(TASK): Copy the records below exactly, leaving out every picture.
/---
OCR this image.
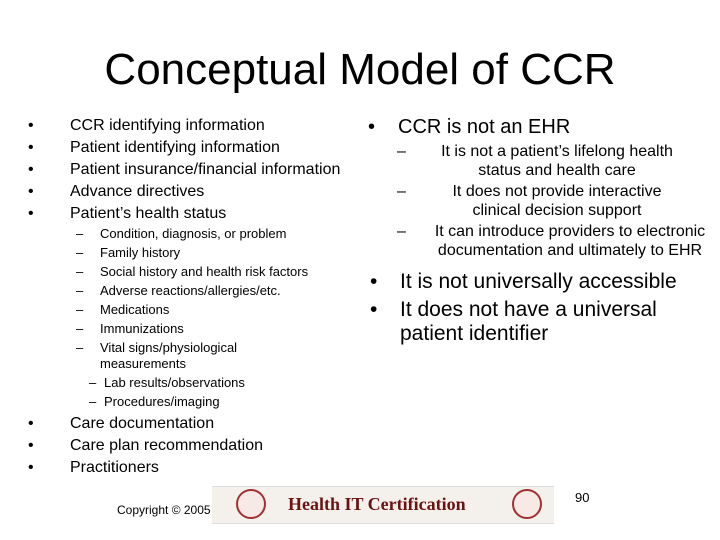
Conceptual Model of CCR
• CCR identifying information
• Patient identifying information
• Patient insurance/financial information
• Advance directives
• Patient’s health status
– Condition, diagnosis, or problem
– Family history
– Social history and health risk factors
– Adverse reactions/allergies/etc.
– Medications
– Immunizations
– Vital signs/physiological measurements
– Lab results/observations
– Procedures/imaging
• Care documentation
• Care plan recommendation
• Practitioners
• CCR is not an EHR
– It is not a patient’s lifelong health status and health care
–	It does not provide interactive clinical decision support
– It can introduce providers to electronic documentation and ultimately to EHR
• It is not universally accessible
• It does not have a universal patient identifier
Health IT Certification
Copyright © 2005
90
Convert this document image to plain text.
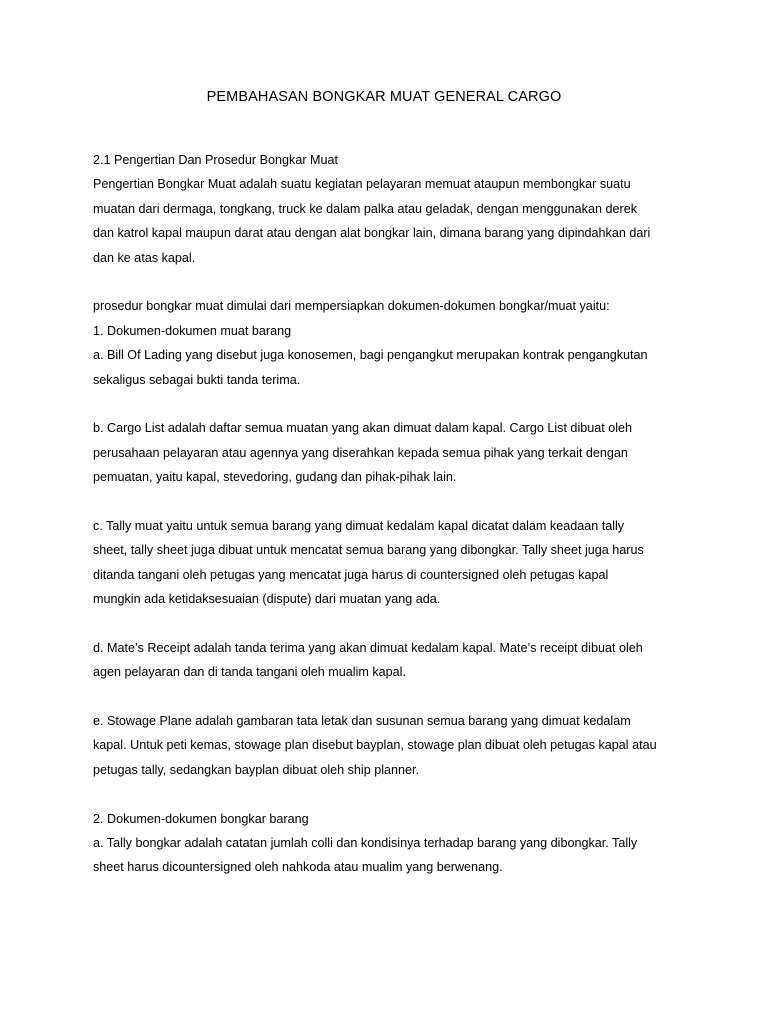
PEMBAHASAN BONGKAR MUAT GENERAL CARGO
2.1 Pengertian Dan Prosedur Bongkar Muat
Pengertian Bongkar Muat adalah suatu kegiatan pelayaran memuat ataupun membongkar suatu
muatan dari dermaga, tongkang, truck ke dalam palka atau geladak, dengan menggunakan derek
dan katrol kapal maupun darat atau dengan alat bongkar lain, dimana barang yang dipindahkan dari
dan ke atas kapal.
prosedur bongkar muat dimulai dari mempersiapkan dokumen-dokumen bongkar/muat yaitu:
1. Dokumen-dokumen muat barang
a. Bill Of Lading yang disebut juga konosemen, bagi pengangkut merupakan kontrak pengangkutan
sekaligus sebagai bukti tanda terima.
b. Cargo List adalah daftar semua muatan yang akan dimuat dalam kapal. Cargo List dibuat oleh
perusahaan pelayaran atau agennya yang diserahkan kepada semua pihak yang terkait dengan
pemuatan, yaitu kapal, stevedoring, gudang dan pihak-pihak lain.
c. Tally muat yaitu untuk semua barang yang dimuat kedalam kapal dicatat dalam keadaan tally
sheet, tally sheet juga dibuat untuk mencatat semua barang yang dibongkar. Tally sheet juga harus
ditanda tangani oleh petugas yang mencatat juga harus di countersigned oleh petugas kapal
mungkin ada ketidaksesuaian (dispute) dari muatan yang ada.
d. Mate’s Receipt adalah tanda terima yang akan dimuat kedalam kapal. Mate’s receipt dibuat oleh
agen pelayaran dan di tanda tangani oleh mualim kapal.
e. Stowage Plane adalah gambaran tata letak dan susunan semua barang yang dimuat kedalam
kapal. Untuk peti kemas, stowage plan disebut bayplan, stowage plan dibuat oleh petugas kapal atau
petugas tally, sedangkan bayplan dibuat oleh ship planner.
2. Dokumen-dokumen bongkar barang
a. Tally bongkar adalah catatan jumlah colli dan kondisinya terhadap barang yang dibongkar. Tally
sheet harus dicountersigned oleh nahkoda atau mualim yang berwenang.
\---
(EXPECTED ANSWER):
OCR this image.
Conceptual Model of CCR
• CCR identifying information
• Patient identifying information
• Patient insurance/financial information
• Advance directives
• Patient’s health status
– Condition, diagnosis, or problem
– Family history
– Social history and health risk factors
– Adverse reactions/allergies/etc.
– Medications
– Immunizations
– Vital signs/physiological measurements
– Lab results/observations
– Procedures/imaging
• Care documentation
• Care plan recommendation
• Practitioners
• CCR is not an EHR
– It is not a patient’s lifelong health status and health care
–	It does not provide interactive clinical decision support
– It can introduce providers to electronic documentation and ultimately to EHR
• It is not universally accessible
• It does not have a universal patient identifier
Health IT Certification
Copyright © 2005
90
Convert this document image to plain text.
PEMBAHASAN BONGKAR MUAT GENERAL CARGO
2.1 Pengertian Dan Prosedur Bongkar Muat
Pengertian Bongkar Muat adalah suatu kegiatan pelayaran memuat ataupun membongkar suatu
muatan dari dermaga, tongkang, truck ke dalam palka atau geladak, dengan menggunakan derek
dan katrol kapal maupun darat atau dengan alat bongkar lain, dimana barang yang dipindahkan dari
dan ke atas kapal.
prosedur bongkar muat dimulai dari mempersiapkan dokumen-dokumen bongkar/muat yaitu:
1. Dokumen-dokumen muat barang
a. Bill Of Lading yang disebut juga konosemen, bagi pengangkut merupakan kontrak pengangkutan
sekaligus sebagai bukti tanda terima.
b. Cargo List adalah daftar semua muatan yang akan dimuat dalam kapal. Cargo List dibuat oleh
perusahaan pelayaran atau agennya yang diserahkan kepada semua pihak yang terkait dengan
pemuatan, yaitu kapal, stevedoring, gudang dan pihak-pihak lain.
c. Tally muat yaitu untuk semua barang yang dimuat kedalam kapal dicatat dalam keadaan tally
sheet, tally sheet juga dibuat untuk mencatat semua barang yang dibongkar. Tally sheet juga harus
ditanda tangani oleh petugas yang mencatat juga harus di countersigned oleh petugas kapal
mungkin ada ketidaksesuaian (dispute) dari muatan yang ada.
d. Mate’s Receipt adalah tanda terima yang akan dimuat kedalam kapal. Mate’s receipt dibuat oleh
agen pelayaran dan di tanda tangani oleh mualim kapal.
e. Stowage Plane adalah gambaran tata letak dan susunan semua barang yang dimuat kedalam
kapal. Untuk peti kemas, stowage plan disebut bayplan, stowage plan dibuat oleh petugas kapal atau
petugas tally, sedangkan bayplan dibuat oleh ship planner.
2. Dokumen-dokumen bongkar barang
a. Tally bongkar adalah catatan jumlah colli dan kondisinya terhadap barang yang dibongkar. Tally
sheet harus dicountersigned oleh nahkoda atau mualim yang berwenang.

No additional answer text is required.